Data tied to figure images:
---*---

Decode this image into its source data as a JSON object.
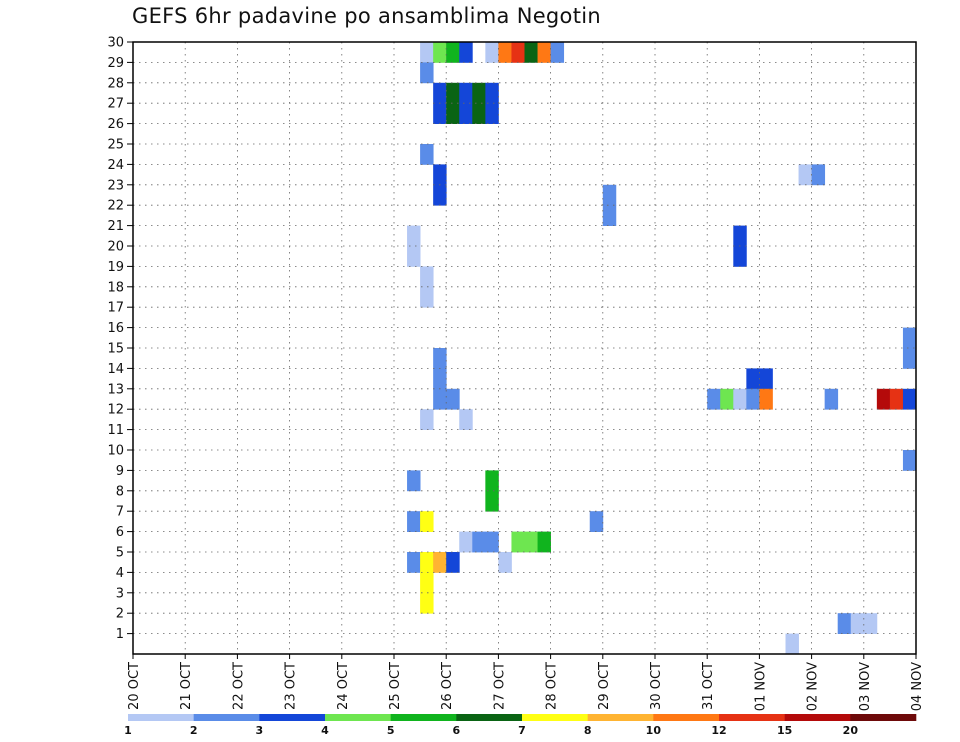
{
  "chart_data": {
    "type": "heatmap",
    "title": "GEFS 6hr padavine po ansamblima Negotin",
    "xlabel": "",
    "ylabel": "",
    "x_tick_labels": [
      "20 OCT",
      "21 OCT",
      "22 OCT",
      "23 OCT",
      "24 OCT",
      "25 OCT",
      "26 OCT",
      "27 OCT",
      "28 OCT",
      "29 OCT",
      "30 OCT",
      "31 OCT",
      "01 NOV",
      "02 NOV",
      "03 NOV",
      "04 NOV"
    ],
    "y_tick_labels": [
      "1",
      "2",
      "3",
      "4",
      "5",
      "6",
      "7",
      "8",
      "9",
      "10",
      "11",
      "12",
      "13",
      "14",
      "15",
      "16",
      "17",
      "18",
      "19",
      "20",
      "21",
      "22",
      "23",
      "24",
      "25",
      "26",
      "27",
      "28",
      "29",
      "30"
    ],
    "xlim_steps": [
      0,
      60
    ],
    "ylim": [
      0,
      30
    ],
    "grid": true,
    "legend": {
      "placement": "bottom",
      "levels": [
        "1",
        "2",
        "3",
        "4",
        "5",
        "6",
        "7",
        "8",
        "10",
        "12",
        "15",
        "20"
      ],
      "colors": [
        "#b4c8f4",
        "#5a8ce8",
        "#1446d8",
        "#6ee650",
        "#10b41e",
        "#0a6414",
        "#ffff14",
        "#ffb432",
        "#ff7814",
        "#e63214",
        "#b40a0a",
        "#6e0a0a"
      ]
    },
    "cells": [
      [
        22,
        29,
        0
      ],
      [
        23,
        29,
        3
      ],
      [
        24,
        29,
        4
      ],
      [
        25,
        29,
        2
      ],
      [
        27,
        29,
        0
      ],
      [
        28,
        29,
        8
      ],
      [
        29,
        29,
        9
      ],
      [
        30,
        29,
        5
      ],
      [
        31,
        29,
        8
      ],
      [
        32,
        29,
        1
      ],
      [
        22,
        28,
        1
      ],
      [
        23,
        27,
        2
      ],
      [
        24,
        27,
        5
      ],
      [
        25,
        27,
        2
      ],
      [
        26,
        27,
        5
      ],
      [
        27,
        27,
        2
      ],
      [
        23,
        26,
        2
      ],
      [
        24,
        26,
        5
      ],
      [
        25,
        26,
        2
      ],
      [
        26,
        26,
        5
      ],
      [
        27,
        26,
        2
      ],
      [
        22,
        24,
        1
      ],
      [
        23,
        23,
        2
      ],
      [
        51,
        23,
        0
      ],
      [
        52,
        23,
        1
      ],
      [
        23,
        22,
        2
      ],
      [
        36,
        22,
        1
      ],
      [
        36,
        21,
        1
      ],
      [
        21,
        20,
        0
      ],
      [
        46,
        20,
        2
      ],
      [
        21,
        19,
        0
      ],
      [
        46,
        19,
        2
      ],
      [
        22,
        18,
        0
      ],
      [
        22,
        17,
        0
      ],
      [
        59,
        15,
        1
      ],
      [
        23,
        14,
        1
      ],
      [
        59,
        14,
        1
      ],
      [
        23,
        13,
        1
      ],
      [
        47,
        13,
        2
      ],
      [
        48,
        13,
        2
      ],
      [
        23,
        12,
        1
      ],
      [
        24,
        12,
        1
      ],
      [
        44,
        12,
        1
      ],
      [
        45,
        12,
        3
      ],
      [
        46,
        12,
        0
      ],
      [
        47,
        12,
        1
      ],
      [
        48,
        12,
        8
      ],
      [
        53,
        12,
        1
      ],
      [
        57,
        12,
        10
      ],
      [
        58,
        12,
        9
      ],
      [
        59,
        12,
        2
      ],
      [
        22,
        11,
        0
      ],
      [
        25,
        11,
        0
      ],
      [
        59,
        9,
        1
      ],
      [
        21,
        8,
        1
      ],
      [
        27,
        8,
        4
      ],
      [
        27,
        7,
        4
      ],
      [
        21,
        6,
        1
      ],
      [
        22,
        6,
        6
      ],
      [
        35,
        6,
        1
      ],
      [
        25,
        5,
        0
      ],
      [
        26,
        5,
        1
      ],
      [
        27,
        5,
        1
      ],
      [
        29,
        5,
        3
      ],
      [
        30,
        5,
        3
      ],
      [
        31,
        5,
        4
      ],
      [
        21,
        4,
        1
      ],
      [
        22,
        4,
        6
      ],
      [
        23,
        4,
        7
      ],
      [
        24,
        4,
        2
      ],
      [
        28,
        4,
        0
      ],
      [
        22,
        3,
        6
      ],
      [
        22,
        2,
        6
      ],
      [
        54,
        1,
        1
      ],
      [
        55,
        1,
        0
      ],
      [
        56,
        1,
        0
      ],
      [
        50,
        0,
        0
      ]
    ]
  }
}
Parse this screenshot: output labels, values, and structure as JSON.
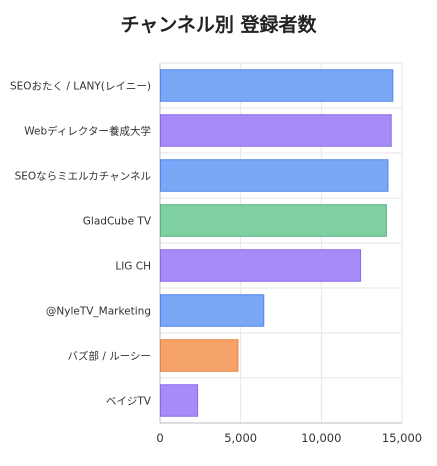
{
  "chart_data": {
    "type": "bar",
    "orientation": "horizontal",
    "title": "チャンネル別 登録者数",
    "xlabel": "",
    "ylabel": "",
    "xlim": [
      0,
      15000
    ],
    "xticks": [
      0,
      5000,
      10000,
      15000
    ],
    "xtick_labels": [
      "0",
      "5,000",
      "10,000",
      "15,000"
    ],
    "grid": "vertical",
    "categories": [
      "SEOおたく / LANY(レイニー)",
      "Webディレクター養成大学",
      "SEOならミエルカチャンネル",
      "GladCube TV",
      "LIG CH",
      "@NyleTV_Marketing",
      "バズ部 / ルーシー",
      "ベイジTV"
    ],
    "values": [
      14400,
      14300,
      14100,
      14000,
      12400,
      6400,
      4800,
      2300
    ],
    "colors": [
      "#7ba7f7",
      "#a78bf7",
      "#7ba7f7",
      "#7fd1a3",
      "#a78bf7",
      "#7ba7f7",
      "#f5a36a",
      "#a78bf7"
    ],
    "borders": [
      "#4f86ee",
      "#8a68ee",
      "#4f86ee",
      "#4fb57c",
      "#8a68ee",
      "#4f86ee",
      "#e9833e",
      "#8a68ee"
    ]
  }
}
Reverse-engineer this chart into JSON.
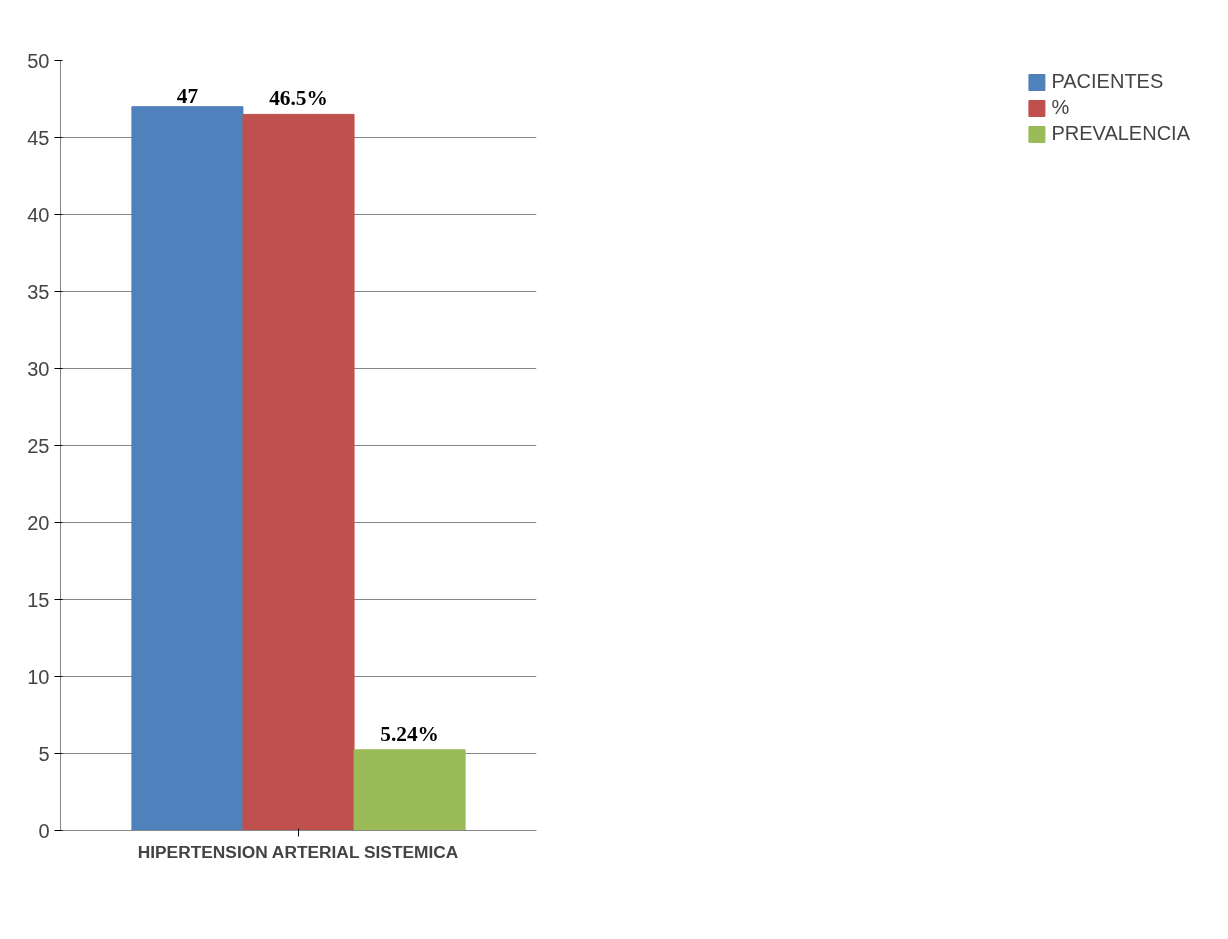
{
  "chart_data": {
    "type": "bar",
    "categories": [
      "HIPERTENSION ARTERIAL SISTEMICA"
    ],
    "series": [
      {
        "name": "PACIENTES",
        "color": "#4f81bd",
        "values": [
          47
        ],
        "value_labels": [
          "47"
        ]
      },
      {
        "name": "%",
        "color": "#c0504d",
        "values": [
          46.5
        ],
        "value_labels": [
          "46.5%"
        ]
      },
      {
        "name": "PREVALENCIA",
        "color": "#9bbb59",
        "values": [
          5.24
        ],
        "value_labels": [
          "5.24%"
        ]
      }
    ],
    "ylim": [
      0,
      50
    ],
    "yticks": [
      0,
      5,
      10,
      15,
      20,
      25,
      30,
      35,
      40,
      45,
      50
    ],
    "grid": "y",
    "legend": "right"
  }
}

---*---

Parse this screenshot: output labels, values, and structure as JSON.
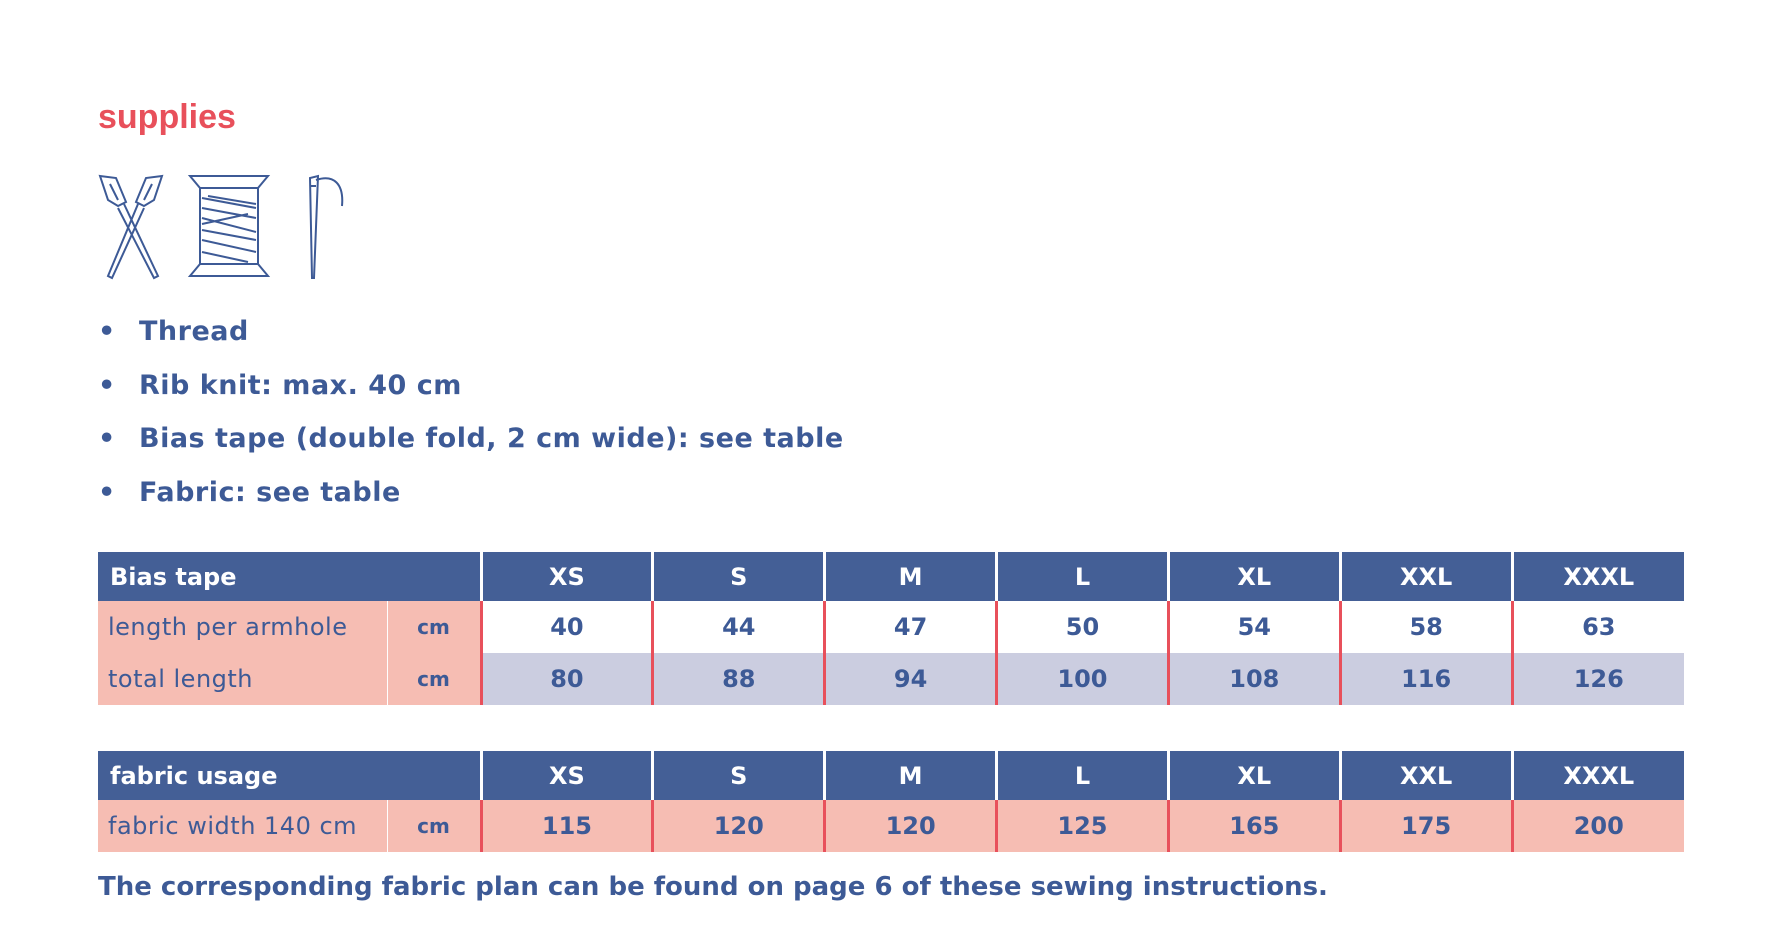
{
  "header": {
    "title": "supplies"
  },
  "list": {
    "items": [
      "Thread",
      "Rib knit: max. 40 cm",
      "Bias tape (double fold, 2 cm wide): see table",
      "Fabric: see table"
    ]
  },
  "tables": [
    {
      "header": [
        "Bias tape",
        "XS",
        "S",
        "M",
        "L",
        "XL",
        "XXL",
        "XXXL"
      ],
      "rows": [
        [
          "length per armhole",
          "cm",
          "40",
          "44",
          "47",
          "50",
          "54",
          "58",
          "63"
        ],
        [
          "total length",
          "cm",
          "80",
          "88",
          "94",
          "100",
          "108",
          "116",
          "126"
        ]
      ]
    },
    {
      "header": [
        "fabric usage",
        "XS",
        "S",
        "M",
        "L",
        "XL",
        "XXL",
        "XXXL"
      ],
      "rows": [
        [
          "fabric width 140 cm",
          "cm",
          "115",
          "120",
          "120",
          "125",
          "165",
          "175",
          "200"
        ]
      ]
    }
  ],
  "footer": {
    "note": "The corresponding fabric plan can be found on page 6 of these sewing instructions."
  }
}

---*---

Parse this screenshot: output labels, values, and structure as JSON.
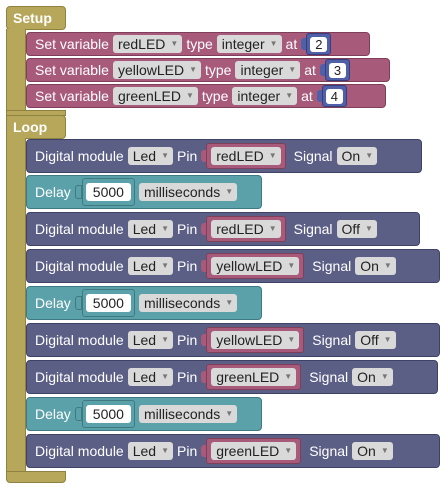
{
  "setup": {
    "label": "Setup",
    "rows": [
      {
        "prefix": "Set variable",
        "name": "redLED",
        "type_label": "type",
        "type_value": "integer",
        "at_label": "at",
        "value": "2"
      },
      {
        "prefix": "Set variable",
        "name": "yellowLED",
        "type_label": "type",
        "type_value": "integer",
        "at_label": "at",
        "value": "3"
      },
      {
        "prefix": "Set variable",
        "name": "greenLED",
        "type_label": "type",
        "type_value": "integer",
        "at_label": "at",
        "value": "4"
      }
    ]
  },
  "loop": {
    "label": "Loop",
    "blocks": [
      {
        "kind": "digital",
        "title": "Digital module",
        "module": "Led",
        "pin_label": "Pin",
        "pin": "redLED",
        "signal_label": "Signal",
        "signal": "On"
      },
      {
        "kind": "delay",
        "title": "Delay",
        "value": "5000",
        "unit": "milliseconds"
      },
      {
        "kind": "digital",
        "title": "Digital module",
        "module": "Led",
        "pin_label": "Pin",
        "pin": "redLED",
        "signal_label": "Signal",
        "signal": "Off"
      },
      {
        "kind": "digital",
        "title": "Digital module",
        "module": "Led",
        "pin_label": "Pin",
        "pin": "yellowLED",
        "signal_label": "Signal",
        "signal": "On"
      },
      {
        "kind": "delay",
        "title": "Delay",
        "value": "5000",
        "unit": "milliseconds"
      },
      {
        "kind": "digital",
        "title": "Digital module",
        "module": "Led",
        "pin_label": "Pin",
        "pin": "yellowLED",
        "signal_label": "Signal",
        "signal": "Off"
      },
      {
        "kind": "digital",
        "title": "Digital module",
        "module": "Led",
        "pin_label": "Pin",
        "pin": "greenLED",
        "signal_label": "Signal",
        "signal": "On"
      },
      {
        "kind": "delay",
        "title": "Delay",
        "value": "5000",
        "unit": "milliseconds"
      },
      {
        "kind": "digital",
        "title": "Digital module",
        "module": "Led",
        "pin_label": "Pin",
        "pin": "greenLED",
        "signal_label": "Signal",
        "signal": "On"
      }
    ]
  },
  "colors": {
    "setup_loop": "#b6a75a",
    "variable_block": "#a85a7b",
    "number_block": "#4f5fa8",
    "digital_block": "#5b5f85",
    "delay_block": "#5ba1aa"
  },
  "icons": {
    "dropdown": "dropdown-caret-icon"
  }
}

---*---

GOAL: Pull out every line in the data above that has the word "into".

SOLUTION TO THE PROBLEM:
Decode this image into its source data as a JSON object.
Reverse-engineer this chart into JSON.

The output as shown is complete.